# EXERCISE DATA
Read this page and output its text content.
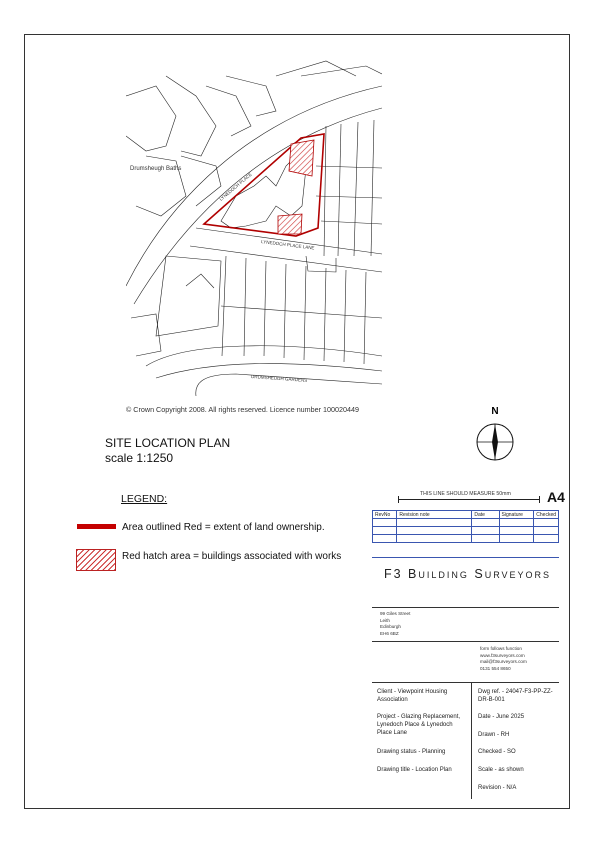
Drumsheugh Baths
LYNEDOCH PLACE
LYNEDOCH PLACE LANE
DRUMSHEUGH GARDENS
© Crown Copyright 2008. All rights reserved. Licence number 100020449
SITE LOCATION PLAN
scale 1:1250
N
LEGEND:
Area outlined Red = extent of land ownership.
Red hatch area = buildings associated with works
THIS LINE SHOULD MEASURE 50mm	A4
RevNo	Revision note	Date	Signature	Checked

F3 Building Surveyors
99 Giles Street
Leith
Edinburgh
EH6 6BZ
form follows function
www.f3surveyors.com
mail@f3surveyors.com
0131 554 8650
Client - Viewpoint Housing Association
Project - Glazing Replacement, Lynedoch Place & Lynedoch Place Lane
Drawing status - Planning
Drawing title - Location Plan
Dwg ref. - 24047-F3-PP-ZZ-DR-B-001
Date - June 2025
Drawn - RH
Checked - SO
Scale - as shown
Revision - N/A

# WHAT TO DO
Reproduce the entries above exactly. Do not include the images.

# EXERCISE RESULT
Read this page and output its text content.
Drumsheugh Baths
LYNEDOCH PLACE
LYNEDOCH PLACE LANE
DRUMSHEUGH GARDENS
© Crown Copyright 2008. All rights reserved. Licence number 100020449
SITE LOCATION PLAN
scale 1:1250
N
LEGEND:
Area outlined Red = extent of land ownership.
Red hatch area = buildings associated with works
THIS LINE SHOULD MEASURE 50mm	A4
RevNo	Revision note	Date	Signature	Checked

F3 Building Surveyors
99 Giles Street
Leith
Edinburgh
EH6 6BZ
form follows function
www.f3surveyors.com
mail@f3surveyors.com
0131 554 8650
Client - Viewpoint Housing Association
Project - Glazing Replacement, Lynedoch Place & Lynedoch Place Lane
Drawing status - Planning
Drawing title - Location Plan
Dwg ref. - 24047-F3-PP-ZZ-DR-B-001
Date - June 2025
Drawn - RH
Checked - SO
Scale - as shown
Revision - N/A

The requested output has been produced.